### AIM OF THE TASK
Collect the lines of the entries where "JSON" shows up.

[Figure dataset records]
****

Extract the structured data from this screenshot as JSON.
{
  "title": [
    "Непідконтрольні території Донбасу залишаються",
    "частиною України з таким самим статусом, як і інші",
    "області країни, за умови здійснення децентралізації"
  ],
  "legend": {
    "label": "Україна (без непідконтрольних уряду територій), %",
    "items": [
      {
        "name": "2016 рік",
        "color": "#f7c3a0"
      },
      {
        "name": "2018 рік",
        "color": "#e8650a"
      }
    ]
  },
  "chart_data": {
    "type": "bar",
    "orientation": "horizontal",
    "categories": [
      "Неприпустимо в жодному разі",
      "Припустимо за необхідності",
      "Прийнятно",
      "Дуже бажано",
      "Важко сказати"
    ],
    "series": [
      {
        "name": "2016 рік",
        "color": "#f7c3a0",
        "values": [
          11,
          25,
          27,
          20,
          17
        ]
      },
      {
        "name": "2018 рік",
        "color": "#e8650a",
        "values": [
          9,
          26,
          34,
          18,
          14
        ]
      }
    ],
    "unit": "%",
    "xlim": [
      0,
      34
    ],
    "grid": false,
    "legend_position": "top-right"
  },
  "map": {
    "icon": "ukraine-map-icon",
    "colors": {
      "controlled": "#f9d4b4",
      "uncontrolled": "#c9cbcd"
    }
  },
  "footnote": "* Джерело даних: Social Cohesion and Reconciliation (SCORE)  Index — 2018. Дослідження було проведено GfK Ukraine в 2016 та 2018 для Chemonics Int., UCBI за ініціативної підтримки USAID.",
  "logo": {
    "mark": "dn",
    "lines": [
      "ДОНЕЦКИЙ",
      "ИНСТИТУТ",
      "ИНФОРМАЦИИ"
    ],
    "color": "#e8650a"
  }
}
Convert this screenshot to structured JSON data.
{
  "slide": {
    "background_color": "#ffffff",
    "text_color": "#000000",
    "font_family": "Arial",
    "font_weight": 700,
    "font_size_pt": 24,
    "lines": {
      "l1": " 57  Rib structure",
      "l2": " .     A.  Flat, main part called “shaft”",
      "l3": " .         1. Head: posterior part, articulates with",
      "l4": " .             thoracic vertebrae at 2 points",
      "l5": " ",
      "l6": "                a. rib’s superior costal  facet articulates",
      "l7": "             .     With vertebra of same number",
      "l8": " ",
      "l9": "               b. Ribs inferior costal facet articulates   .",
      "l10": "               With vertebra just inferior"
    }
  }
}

****

### SOLUTION TO THE PROBLEM
Extract the structured data from this screenshot as JSON.
Convert this screenshot to structured JSON data.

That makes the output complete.